----- EXERCISE DATA -----

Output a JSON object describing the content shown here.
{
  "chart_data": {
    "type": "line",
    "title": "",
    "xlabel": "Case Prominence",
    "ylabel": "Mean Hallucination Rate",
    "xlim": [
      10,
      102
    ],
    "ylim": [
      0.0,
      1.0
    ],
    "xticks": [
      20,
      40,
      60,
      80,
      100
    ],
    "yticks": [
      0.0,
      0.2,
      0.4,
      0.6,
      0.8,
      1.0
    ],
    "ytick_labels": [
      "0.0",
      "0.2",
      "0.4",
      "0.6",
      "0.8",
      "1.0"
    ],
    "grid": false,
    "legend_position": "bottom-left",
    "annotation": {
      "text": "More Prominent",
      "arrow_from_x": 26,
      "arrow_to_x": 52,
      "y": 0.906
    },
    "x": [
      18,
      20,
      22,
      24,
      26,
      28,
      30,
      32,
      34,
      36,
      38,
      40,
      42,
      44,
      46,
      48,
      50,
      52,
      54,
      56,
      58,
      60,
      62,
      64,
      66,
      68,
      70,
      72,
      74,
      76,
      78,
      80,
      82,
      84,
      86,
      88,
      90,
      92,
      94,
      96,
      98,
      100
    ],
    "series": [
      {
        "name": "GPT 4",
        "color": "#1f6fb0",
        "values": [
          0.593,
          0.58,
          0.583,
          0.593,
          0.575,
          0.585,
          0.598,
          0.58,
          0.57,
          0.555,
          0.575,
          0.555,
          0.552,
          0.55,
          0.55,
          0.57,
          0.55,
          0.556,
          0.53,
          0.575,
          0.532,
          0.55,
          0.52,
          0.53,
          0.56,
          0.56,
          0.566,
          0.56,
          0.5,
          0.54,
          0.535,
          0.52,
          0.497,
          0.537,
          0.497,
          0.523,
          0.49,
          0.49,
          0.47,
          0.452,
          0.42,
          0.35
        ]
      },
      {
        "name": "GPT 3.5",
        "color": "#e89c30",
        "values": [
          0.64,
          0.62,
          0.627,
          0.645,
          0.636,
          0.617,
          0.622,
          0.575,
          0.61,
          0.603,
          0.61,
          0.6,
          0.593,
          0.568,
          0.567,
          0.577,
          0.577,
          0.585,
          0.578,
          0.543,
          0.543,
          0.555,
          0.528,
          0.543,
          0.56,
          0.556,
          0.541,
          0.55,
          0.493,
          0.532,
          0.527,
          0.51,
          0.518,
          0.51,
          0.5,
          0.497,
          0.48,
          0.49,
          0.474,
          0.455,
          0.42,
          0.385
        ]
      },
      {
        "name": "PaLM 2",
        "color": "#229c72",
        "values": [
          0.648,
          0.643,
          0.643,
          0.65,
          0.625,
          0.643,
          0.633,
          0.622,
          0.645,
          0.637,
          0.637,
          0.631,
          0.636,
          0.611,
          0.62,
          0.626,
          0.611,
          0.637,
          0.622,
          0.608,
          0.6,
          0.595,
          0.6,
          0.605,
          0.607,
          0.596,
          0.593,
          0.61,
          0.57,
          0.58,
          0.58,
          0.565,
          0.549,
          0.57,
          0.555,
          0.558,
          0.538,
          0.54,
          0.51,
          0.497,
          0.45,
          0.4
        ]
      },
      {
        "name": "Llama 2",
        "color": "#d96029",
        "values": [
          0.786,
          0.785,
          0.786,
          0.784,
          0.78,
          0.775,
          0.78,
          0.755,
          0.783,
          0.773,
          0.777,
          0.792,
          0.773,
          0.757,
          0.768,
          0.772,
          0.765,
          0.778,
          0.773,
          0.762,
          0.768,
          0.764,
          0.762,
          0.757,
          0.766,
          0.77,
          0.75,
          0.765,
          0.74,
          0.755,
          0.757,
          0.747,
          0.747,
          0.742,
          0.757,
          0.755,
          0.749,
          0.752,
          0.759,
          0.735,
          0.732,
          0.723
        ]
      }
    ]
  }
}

-----

THE EXERCISE: Find all lines where the word "color" appears. Copy them.

COMPLETED TASK:
        "color": "#1f6fb0",
        "color": "#e89c30",
        "color": "#229c72",
        "color": "#d96029",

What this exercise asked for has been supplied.